= Written problem =
Exactly reproduce all the records, keeping pictures out of the copy.

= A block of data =
○ ○ ○ ○ ○ ○ ○

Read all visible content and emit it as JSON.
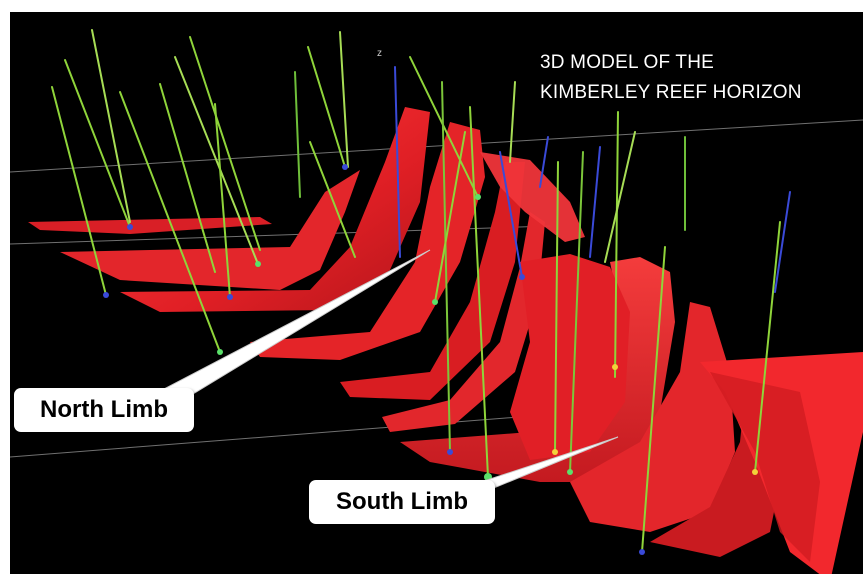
{
  "title": {
    "line1": "3D MODEL OF THE",
    "line2": "KIMBERLEY REEF HORIZON"
  },
  "labels": {
    "north": "North Limb",
    "south": "South Limb"
  },
  "axis": {
    "z": "z"
  },
  "colors": {
    "background": "#000000",
    "reef_surface": "#e8242a",
    "reef_dark": "#7a0d12",
    "drillhole_green": "#8fd43a",
    "drillhole_blue": "#3a4ad8",
    "grid_line": "#8c8c8c"
  }
}
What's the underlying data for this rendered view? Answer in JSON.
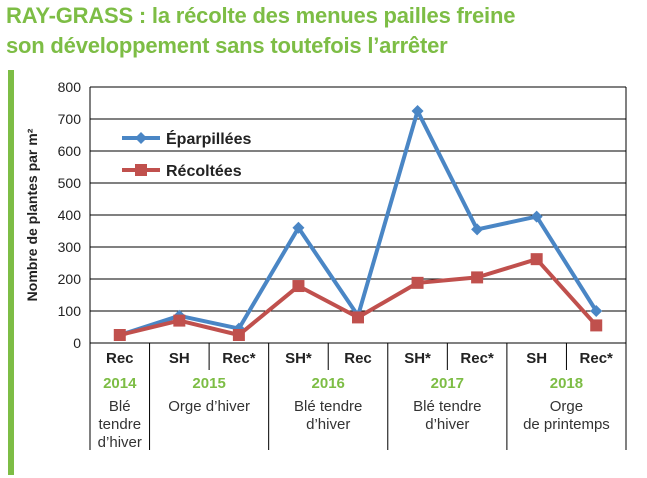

○ ○ ○ ○ ○ ○ ○

= Exercise answer =
Read all visible content and emit it as JSON.
{
  "title": {
    "line1": "3D MODEL OF THE",
    "line2": "KIMBERLEY REEF HORIZON"
  },
  "labels": {
    "north": "North Limb",
    "south": "South Limb"
  },
  "axis": {
    "z": "z"
  },
  "colors": {
    "background": "#000000",
    "reef_surface": "#e8242a",
    "reef_dark": "#7a0d12",
    "drillhole_green": "#8fd43a",
    "drillhole_blue": "#3a4ad8",
    "grid_line": "#8c8c8c"
  }
}
What's the underlying data for this rendered view? Answer in JSON.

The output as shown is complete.